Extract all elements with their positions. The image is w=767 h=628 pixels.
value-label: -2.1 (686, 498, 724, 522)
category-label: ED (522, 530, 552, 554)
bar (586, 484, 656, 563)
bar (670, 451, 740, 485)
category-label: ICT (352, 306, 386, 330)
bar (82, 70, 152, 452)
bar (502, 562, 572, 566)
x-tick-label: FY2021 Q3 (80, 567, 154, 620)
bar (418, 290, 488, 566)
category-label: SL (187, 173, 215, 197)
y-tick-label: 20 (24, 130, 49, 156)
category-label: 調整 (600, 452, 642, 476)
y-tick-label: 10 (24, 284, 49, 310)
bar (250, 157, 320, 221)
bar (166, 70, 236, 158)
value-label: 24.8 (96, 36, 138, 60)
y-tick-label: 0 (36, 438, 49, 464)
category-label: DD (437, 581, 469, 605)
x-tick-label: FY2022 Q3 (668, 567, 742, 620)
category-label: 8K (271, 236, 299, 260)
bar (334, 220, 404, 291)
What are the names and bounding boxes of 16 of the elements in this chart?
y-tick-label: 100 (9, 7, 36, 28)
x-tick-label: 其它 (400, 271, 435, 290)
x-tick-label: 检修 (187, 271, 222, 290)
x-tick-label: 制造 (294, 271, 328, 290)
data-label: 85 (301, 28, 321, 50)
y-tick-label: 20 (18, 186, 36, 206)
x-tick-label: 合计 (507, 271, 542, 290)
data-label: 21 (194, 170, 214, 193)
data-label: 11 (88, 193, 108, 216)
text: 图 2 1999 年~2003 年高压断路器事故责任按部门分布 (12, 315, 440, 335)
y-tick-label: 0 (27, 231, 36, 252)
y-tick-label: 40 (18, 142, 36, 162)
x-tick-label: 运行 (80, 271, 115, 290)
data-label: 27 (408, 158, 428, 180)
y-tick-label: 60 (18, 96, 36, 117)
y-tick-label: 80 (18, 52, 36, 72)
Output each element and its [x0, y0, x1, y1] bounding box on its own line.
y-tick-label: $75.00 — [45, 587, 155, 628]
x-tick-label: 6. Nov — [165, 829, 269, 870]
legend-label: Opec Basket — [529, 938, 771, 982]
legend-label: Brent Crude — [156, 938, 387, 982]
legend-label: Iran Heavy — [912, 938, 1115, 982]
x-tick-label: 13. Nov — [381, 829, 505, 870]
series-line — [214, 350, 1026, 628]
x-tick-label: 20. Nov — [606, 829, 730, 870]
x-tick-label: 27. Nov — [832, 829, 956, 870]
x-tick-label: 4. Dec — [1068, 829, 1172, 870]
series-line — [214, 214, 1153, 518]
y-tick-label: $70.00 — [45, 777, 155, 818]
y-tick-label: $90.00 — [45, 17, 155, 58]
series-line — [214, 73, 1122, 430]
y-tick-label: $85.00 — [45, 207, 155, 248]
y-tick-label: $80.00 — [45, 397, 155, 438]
# # # # #
- _EXERCISE DIRECTIONS_
Which lines in the items above contain the word "data"? Show every such line in full.

- _ANSWER_
data-label: 85 (301, 28, 321, 50)
data-label: 21 (194, 170, 214, 193)
data-label: 11 (88, 193, 108, 216)
data-label: 27 (408, 158, 428, 180)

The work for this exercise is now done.